WHAT IS EXPECTED | Your task is to reproduce the entries below word for word.

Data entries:
*-*-*

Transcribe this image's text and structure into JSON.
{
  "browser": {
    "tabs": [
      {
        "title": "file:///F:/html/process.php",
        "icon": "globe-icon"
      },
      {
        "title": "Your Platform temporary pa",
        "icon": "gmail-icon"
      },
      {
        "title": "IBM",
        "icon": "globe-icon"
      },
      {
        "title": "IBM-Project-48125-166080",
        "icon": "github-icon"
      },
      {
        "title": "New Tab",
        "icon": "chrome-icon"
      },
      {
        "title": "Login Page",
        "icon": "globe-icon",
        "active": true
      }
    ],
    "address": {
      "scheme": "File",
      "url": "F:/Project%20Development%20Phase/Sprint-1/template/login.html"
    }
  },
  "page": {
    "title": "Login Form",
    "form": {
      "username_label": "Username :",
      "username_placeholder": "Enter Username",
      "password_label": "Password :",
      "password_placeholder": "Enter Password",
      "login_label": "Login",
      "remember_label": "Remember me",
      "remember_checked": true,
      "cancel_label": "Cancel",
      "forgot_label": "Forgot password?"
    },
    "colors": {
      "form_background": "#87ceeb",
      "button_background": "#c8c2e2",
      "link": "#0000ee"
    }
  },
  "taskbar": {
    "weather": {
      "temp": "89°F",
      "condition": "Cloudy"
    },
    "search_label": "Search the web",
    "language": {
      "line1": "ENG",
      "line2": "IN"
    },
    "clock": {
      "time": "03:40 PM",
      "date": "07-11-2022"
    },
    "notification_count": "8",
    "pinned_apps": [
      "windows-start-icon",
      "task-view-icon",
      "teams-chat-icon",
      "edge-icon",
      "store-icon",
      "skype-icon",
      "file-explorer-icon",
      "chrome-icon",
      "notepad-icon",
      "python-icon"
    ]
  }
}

*-*-*

RESPONSE TO THIS EXERCISE |
Transcribe this image's text and structure into JSON.
{
  "browser": {
    "tabs": [
      {
        "title": "file:///F:/html/process.php",
        "icon": "globe-icon"
      },
      {
        "title": "Your Platform temporary pa",
        "icon": "gmail-icon"
      },
      {
        "title": "IBM",
        "icon": "globe-icon"
      },
      {
        "title": "IBM-Project-48125-166080",
        "icon": "github-icon"
      },
      {
        "title": "New Tab",
        "icon": "chrome-icon"
      },
      {
        "title": "Login Page",
        "icon": "globe-icon",
        "active": true
      }
    ],
    "address": {
      "scheme": "File",
      "url": "F:/Project%20Development%20Phase/Sprint-1/template/login.html"
    }
  },
  "page": {
    "title": "Login Form",
    "form": {
      "username_label": "Username :",
      "username_placeholder": "Enter Username",
      "password_label": "Password :",
      "password_placeholder": "Enter Password",
      "login_label": "Login",
      "remember_label": "Remember me",
      "remember_checked": true,
      "cancel_label": "Cancel",
      "forgot_label": "Forgot password?"
    },
    "colors": {
      "form_background": "#87ceeb",
      "button_background": "#c8c2e2",
      "link": "#0000ee"
    }
  },
  "taskbar": {
    "weather": {
      "temp": "89°F",
      "condition": "Cloudy"
    },
    "search_label": "Search the web",
    "language": {
      "line1": "ENG",
      "line2": "IN"
    },
    "clock": {
      "time": "03:40 PM",
      "date": "07-11-2022"
    },
    "notification_count": "8",
    "pinned_apps": [
      "windows-start-icon",
      "task-view-icon",
      "teams-chat-icon",
      "edge-icon",
      "store-icon",
      "skype-icon",
      "file-explorer-icon",
      "chrome-icon",
      "notepad-icon",
      "python-icon"
    ]
  }
}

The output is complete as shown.